Goal
Output all of the entries exactly as written.

Material for this exercise
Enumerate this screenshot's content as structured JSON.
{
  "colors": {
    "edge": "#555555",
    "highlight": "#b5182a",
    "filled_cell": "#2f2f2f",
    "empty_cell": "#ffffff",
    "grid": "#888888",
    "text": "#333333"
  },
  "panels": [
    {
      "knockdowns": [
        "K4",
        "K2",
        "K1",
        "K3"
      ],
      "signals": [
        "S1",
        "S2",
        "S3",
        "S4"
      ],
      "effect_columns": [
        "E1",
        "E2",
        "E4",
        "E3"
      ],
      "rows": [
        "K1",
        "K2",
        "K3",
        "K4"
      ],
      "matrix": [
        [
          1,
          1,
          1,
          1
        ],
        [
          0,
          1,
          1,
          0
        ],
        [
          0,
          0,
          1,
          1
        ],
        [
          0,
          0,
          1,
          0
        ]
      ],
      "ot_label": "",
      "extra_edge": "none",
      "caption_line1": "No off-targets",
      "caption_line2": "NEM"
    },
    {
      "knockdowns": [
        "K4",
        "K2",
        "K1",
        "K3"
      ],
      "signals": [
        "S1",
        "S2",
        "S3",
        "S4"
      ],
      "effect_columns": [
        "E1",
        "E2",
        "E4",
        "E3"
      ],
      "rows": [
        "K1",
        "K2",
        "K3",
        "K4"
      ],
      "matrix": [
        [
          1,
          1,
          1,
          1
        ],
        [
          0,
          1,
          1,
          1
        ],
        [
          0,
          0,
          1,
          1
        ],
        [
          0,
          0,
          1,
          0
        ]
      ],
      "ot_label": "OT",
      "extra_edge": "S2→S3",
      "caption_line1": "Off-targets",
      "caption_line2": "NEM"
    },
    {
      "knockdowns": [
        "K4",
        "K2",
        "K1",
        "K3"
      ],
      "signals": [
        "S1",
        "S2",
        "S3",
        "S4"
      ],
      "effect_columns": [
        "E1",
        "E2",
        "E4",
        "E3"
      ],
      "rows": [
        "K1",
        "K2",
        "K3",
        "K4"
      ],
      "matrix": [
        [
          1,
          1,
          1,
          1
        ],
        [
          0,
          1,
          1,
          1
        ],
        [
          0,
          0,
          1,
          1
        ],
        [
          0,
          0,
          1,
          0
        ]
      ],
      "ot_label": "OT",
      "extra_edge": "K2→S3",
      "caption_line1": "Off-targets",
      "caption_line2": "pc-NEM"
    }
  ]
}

Exercise solution
Enumerate this screenshot's content as structured JSON.
{
  "colors": {
    "edge": "#555555",
    "highlight": "#b5182a",
    "filled_cell": "#2f2f2f",
    "empty_cell": "#ffffff",
    "grid": "#888888",
    "text": "#333333"
  },
  "panels": [
    {
      "knockdowns": [
        "K4",
        "K2",
        "K1",
        "K3"
      ],
      "signals": [
        "S1",
        "S2",
        "S3",
        "S4"
      ],
      "effect_columns": [
        "E1",
        "E2",
        "E4",
        "E3"
      ],
      "rows": [
        "K1",
        "K2",
        "K3",
        "K4"
      ],
      "matrix": [
        [
          1,
          1,
          1,
          1
        ],
        [
          0,
          1,
          1,
          0
        ],
        [
          0,
          0,
          1,
          1
        ],
        [
          0,
          0,
          1,
          0
        ]
      ],
      "ot_label": "",
      "extra_edge": "none",
      "caption_line1": "No off-targets",
      "caption_line2": "NEM"
    },
    {
      "knockdowns": [
        "K4",
        "K2",
        "K1",
        "K3"
      ],
      "signals": [
        "S1",
        "S2",
        "S3",
        "S4"
      ],
      "effect_columns": [
        "E1",
        "E2",
        "E4",
        "E3"
      ],
      "rows": [
        "K1",
        "K2",
        "K3",
        "K4"
      ],
      "matrix": [
        [
          1,
          1,
          1,
          1
        ],
        [
          0,
          1,
          1,
          1
        ],
        [
          0,
          0,
          1,
          1
        ],
        [
          0,
          0,
          1,
          0
        ]
      ],
      "ot_label": "OT",
      "extra_edge": "S2→S3",
      "caption_line1": "Off-targets",
      "caption_line2": "NEM"
    },
    {
      "knockdowns": [
        "K4",
        "K2",
        "K1",
        "K3"
      ],
      "signals": [
        "S1",
        "S2",
        "S3",
        "S4"
      ],
      "effect_columns": [
        "E1",
        "E2",
        "E4",
        "E3"
      ],
      "rows": [
        "K1",
        "K2",
        "K3",
        "K4"
      ],
      "matrix": [
        [
          1,
          1,
          1,
          1
        ],
        [
          0,
          1,
          1,
          1
        ],
        [
          0,
          0,
          1,
          1
        ],
        [
          0,
          0,
          1,
          0
        ]
      ],
      "ot_label": "OT",
      "extra_edge": "K2→S3",
      "caption_line1": "Off-targets",
      "caption_line2": "pc-NEM"
    }
  ]
}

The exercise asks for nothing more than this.